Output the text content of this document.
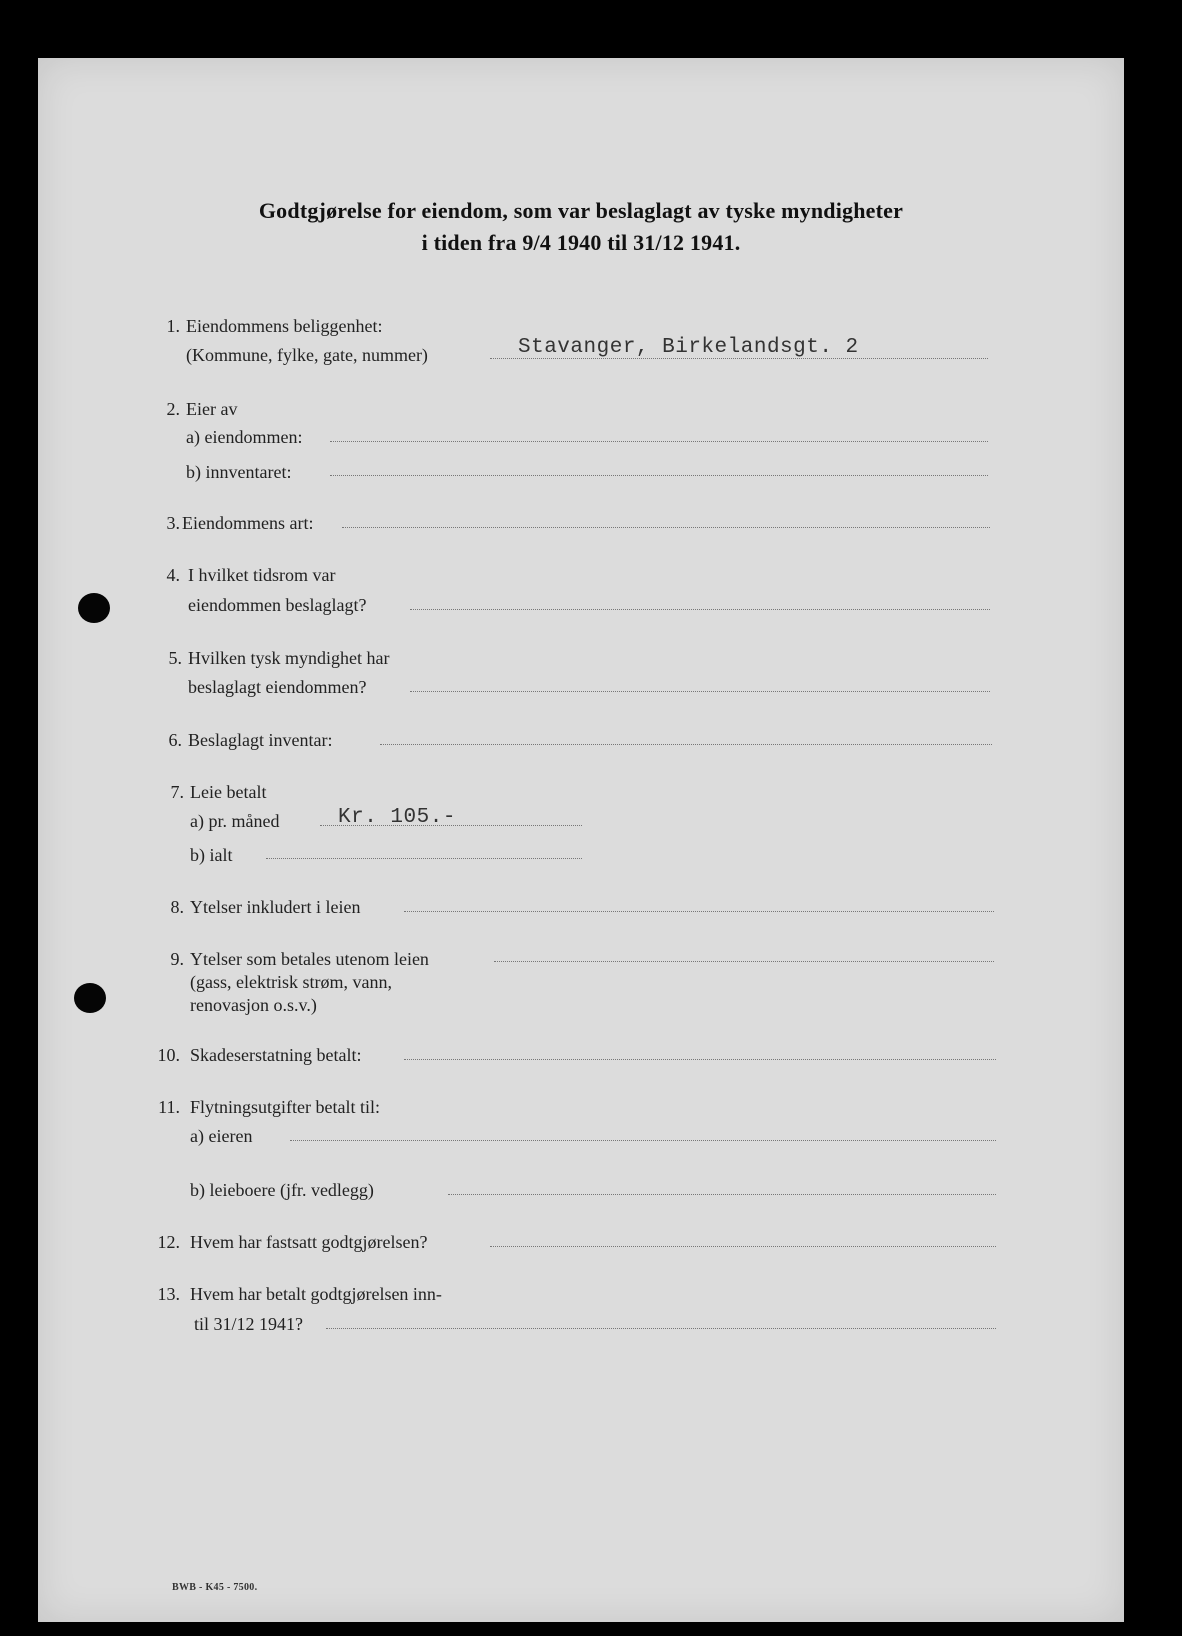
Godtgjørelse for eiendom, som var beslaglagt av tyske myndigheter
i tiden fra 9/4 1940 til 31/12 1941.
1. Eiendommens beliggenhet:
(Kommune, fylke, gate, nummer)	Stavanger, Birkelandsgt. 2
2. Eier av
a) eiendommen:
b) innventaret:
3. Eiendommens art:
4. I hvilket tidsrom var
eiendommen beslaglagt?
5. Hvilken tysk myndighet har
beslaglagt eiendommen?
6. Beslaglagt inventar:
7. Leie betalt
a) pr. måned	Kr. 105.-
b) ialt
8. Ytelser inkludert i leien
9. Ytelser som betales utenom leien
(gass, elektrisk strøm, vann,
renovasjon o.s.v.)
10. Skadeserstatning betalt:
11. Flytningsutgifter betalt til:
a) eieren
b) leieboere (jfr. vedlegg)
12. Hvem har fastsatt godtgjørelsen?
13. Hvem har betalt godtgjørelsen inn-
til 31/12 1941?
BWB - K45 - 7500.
.....
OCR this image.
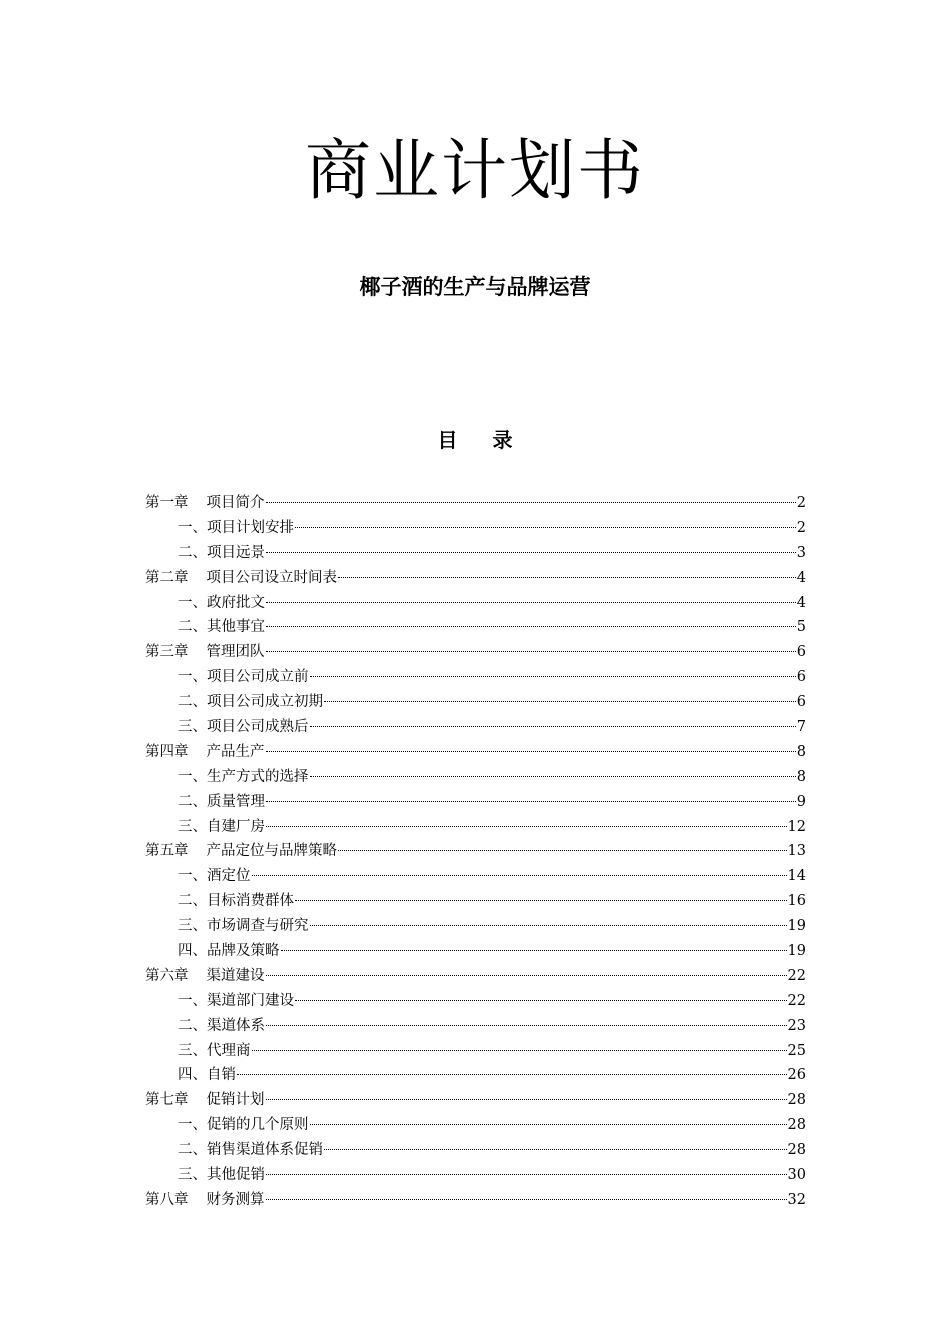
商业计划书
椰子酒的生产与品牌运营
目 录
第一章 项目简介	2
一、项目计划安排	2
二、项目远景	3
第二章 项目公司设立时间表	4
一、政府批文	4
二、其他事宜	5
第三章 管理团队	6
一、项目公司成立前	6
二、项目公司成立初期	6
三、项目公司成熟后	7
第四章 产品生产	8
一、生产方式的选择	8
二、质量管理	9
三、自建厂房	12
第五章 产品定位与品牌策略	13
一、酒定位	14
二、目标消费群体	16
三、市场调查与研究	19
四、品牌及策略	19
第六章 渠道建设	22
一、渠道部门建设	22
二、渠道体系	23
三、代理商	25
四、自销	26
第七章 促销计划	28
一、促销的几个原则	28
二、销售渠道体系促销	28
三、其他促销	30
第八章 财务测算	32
.....
Pick out and copy the lines of the entries that hold the string "godtgjørelsen".

12. Hvem har fastsatt godtgjørelsen?
13. Hvem har betalt godtgjørelsen inn-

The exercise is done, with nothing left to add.